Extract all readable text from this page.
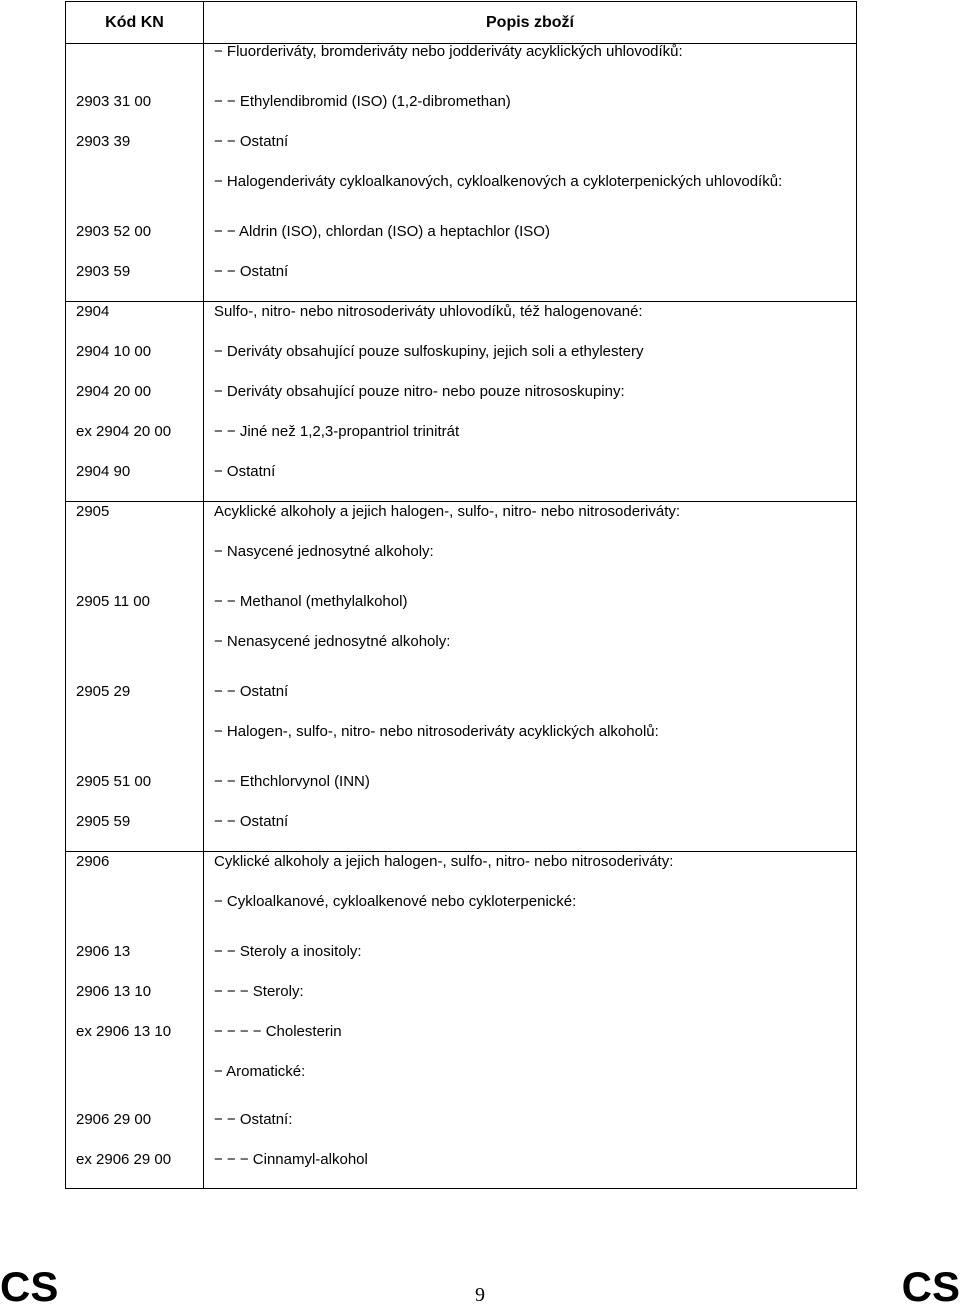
Kód KN	Popis zboží
− Fluorderiváty, bromderiváty nebo jodderiváty acyklických uhlovodíků:
2903 31 00	− − Ethylendibromid (ISO) (1,2-dibromethan)
2903 39	− − Ostatní
− Halogenderiváty cykloalkanových, cykloalkenových a cykloterpenických uhlovodíků:
2903 52 00	− − Aldrin (ISO), chlordan (ISO) a heptachlor (ISO)
2903 59	− − Ostatní
2904	Sulfo-, nitro- nebo nitrosoderiváty uhlovodíků, též halogenované:
2904 10 00	− Deriváty obsahující pouze sulfoskupiny, jejich soli a ethylestery
2904 20 00	− Deriváty obsahující pouze nitro- nebo pouze nitrososkupiny:
ex 2904 20 00	− − Jiné než 1,2,3-propantriol trinitrát
2904 90	− Ostatní
2905	Acyklické alkoholy a jejich halogen-, sulfo-, nitro- nebo nitrosoderiváty:
− Nasycené jednosytné alkoholy:
2905 11 00	− − Methanol (methylalkohol)
− Nenasycené jednosytné alkoholy:
2905 29	− − Ostatní
− Halogen-, sulfo-, nitro- nebo nitrosoderiváty acyklických alkoholů:
2905 51 00	− − Ethchlorvynol (INN)
2905 59	− − Ostatní
2906	Cyklické alkoholy a jejich halogen-, sulfo-, nitro- nebo nitrosoderiváty:
− Cykloalkanové, cykloalkenové nebo cykloterpenické:
2906 13	− − Steroly a inositoly:
2906 13 10	− − − Steroly:
ex 2906 13 10	− − − − Cholesterin
− Aromatické:
2906 29 00	− − Ostatní:
ex 2906 29 00	− − − Cinnamyl-alkohol
CS	9	CS
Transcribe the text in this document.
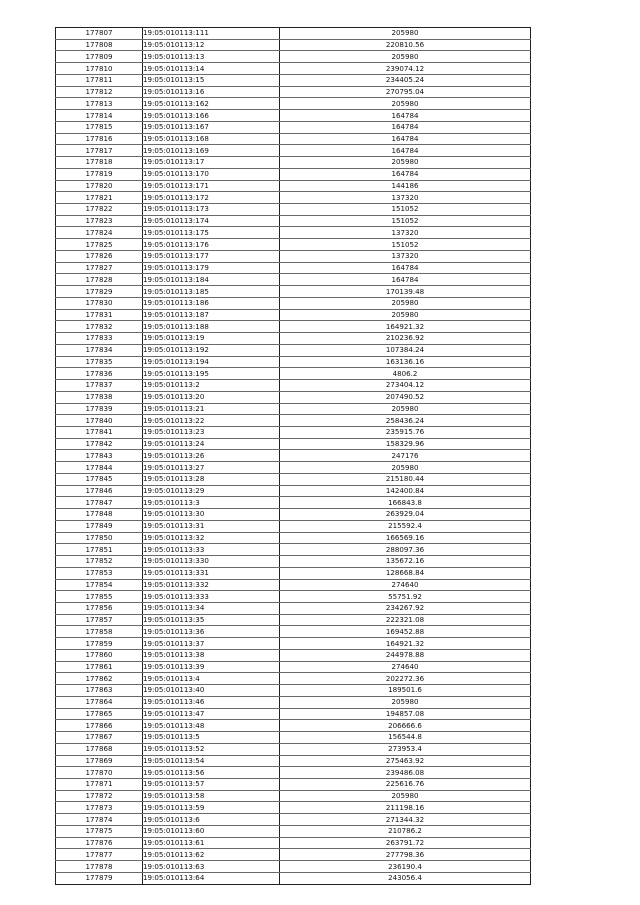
177807	19:05:010113:111	205980
177808	19:05:010113:12	220810.56
177809	19:05:010113:13	205980
177810	19:05:010113:14	239074.12
177811	19:05:010113:15	234405.24
177812	19:05:010113:16	270795.04
177813	19:05:010113:162	205980
177814	19:05:010113:166	164784
177815	19:05:010113:167	164784
177816	19:05:010113:168	164784
177817	19:05:010113:169	164784
177818	19:05:010113:17	205980
177819	19:05:010113:170	164784
177820	19:05:010113:171	144186
177821	19:05:010113:172	137320
177822	19:05:010113:173	151052
177823	19:05:010113:174	151052
177824	19:05:010113:175	137320
177825	19:05:010113:176	151052
177826	19:05:010113:177	137320
177827	19:05:010113:179	164784
177828	19:05:010113:184	164784
177829	19:05:010113:185	170139.48
177830	19:05:010113:186	205980
177831	19:05:010113:187	205980
177832	19:05:010113:188	164921.32
177833	19:05:010113:19	210236.92
177834	19:05:010113:192	107384.24
177835	19:05:010113:194	163136.16
177836	19:05:010113:195	4806.2
177837	19:05:010113:2	273404.12
177838	19:05:010113:20	207490.52
177839	19:05:010113:21	205980
177840	19:05:010113:22	258436.24
177841	19:05:010113:23	235915.76
177842	19:05:010113:24	158329.96
177843	19:05:010113:26	247176
177844	19:05:010113:27	205980
177845	19:05:010113:28	215180.44
177846	19:05:010113:29	142400.84
177847	19:05:010113:3	166843.8
177848	19:05:010113:30	263929.04
177849	19:05:010113:31	215592.4
177850	19:05:010113:32	166569.16
177851	19:05:010113:33	288097.36
177852	19:05:010113:330	135672.16
177853	19:05:010113:331	128668.84
177854	19:05:010113:332	274640
177855	19:05:010113:333	55751.92
177856	19:05:010113:34	234267.92
177857	19:05:010113:35	222321.08
177858	19:05:010113:36	169452.88
177859	19:05:010113:37	164921.32
177860	19:05:010113:38	244978.88
177861	19:05:010113:39	274640
177862	19:05:010113:4	202272.36
177863	19:05:010113:40	189501.6
177864	19:05:010113:46	205980
177865	19:05:010113:47	194857.08
177866	19:05:010113:48	206666.6
177867	19:05:010113:5	156544.8
177868	19:05:010113:52	273953.4
177869	19:05:010113:54	275463.92
177870	19:05:010113:56	239486.08
177871	19:05:010113:57	225616.76
177872	19:05:010113:58	205980
177873	19:05:010113:59	211198.16
177874	19:05:010113:6	271344.32
177875	19:05:010113:60	210786.2
177876	19:05:010113:61	263791.72
177877	19:05:010113:62	277798.36
177878	19:05:010113:63	236190.4
177879	19:05:010113:64	243056.4
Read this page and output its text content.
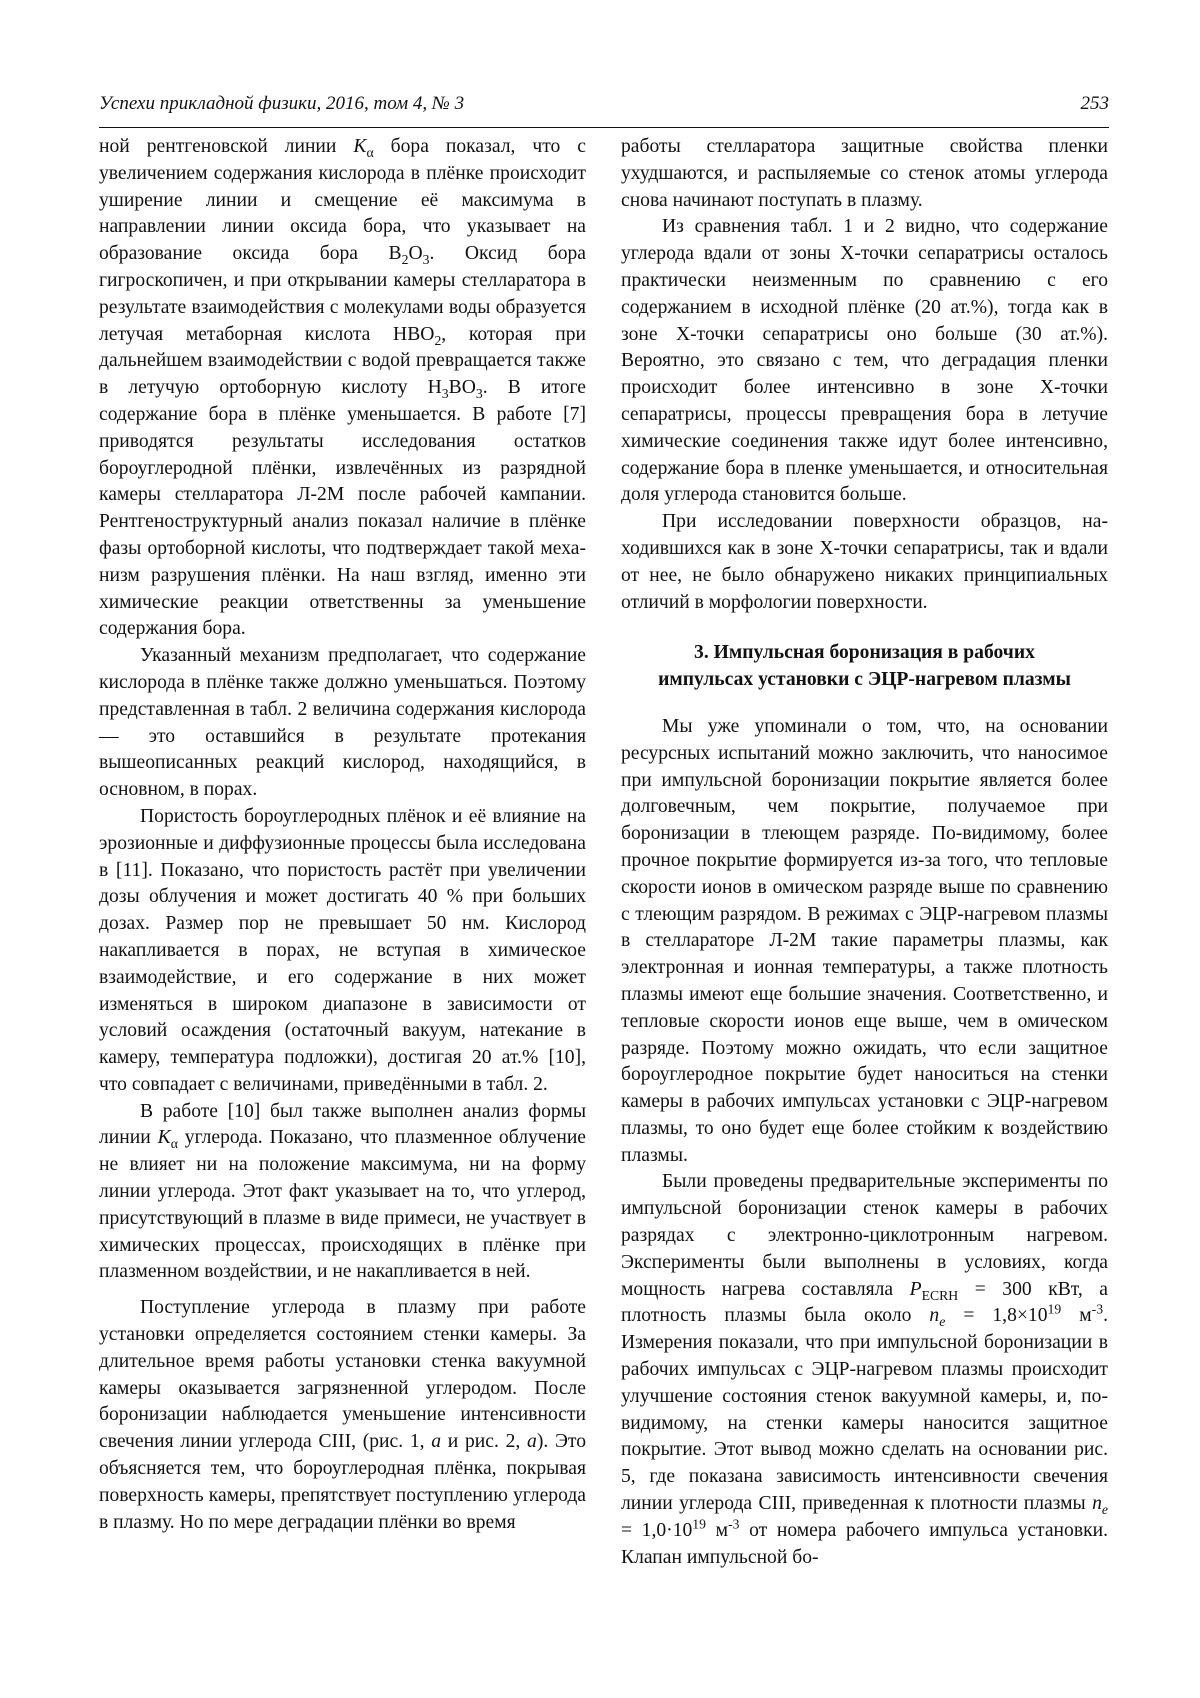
Успехи прикладной физики, 2016, том 4, № 3	253

ной рентгеновской линии $K_\alpha$ бора показал, что с увеличением содержания кислорода в плёнке происходит уширение линии и смещение её максимума в направлении линии оксида бора, что указывает на образование оксида бора $B_2O_3$. Оксид бора гигроскопичен, и при открывании камеры стелларатора в результате взаимодействия с молекулами воды образуется летучая метаборная кислота $HBO_2$, которая при дальнейшем взаимодействии с водой превращается также в летучую ортоборную кислоту $H_3BO_3$. В итоге содержание бора в плёнке уменьшается. В работе [7] приводятся результаты исследования остатков бороуглеродной плёнки, извлечённых из разрядной камеры стелларатора Л-2М после рабочей кампании. Рентгеноструктурный анализ показал наличие в плёнке фазы ортоборной кислоты, что подтверждает такой механизм разрушения плёнки. На наш взгляд, именно эти химические реакции ответственны за уменьшение содержания бора.

Указанный механизм предполагает, что содержание кислорода в плёнке также должно уменьшаться. Поэтому представленная в табл. 2 величина содержания кислорода — это оставшийся в результате протекания вышеописанных реакций кислород, находящийся, в основном, в порах.

Пористость бороуглеродных плёнок и её влияние на эрозионные и диффузионные процессы была исследована в [11]. Показано, что пористость растёт при увеличении дозы облучения и может достигать 40 % при больших дозах. Размер пор не превышает 50 нм. Кислород накапливается в порах, не вступая в химическое взаимодействие, и его содержание в них может изменяться в широком диапазоне в зависимости от условий осаждения (остаточный вакуум, натекание в камеру, температура подложки), достигая 20 ат.% [10], что совпадает с величинами, приведёнными в табл. 2.

В работе [10] был также выполнен анализ формы линии $K_\alpha$ углерода. Показано, что плазменное облучение не влияет ни на положение максимума, ни на форму линии углерода. Этот факт указывает на то, что углерод, присутствующий в плазме в виде примеси, не участвует в химических процессах, происходящих в плёнке при плазменном воздействии, и не накапливается в ней.

Поступление углерода в плазму при работе установки определяется состоянием стенки камеры. За длительное время работы установки стенка вакуумной камеры оказывается загрязненной углеродом. После боронизации наблюдается уменьшение интенсивности свечения линии углерода CIII, (рис. 1, a и рис. 2, a). Это объясняется тем, что бороуглеродная плёнка, покрывая поверхность камеры, препятствует поступлению углерода в плазму. Но по мере деградации плёнки во время

работы стелларатора защитные свойства пленки ухудшаются, и распыляемые со стенок атомы углерода снова начинают поступать в плазму.

Из сравнения табл. 1 и 2 видно, что содержание углерода вдали от зоны X-точки сепаратрисы осталось практически неизменным по сравнению с его содержанием в исходной плёнке (20 ат.%), тогда как в зоне X-точки сепаратрисы оно больше (30 ат.%). Вероятно, это связано с тем, что деградация пленки происходит более интенсивно в зоне X-точки сепаратрисы, процессы превращения бора в летучие химические соединения также идут более интенсивно, содержание бора в пленке уменьшается, и относительная доля углерода становится больше.

При исследовании поверхности образцов, находившихся как в зоне X-точки сепаратрисы, так и вдали от нее, не было обнаружено никаких принципиальных отличий в морфологии поверхности.

3. Импульсная боронизация в рабочих
импульсах установки с ЭЦР-нагревом плазмы

Мы уже упоминали о том, что, на основании ресурсных испытаний можно заключить, что наносимое при импульсной боронизации покрытие является более долговечным, чем покрытие, получаемое при боронизации в тлеющем разряде. По-видимому, более прочное покрытие формируется из-за того, что тепловые скорости ионов в омическом разряде выше по сравнению с тлеющим разрядом. В режимах с ЭЦР-нагревом плазмы в стеллараторе Л-2М такие параметры плазмы, как электронная и ионная температуры, а также плотность плазмы имеют еще большие значения. Соответственно, и тепловые скорости ионов еще выше, чем в омическом разряде. Поэтому можно ожидать, что если защитное бороуглеродное покрытие будет наноситься на стенки камеры в рабочих импульсах установки с ЭЦР-нагревом плазмы, то оно будет еще более стойким к воздействию плазмы.

Были проведены предварительные эксперименты по импульсной боронизации стенок камеры в рабочих разрядах с электронно-циклотронным нагревом. Эксперименты были выполнены в условиях, когда мощность нагрева составляла $P_{ECRH} = 300$ кВт, а плотность плазмы была около $n_e = 1,8\times 10^{19}$ $м^{-3}$. Измерения показали, что при импульсной боронизации в рабочих импульсах с ЭЦР-нагревом плазмы происходит улучшение состояния стенок вакуумной камеры, и, повидимому, на стенки камеры наносится защитное покрытие. Этот вывод можно сделать на основании рис. 5, где показана зависимость интенсивности свечения линии углерода CIII, приведенная к плотности плазмы $n_e = 1,0\cdot 10^{19}$ $м^{-3}$ от номера рабочего импульса установки. Клапан импульсной бо-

------

» TASK GOAL
How many lines in the listing contain "анализ"? Answer with the number alone.

» SOLUTION FOR THIS TASK
2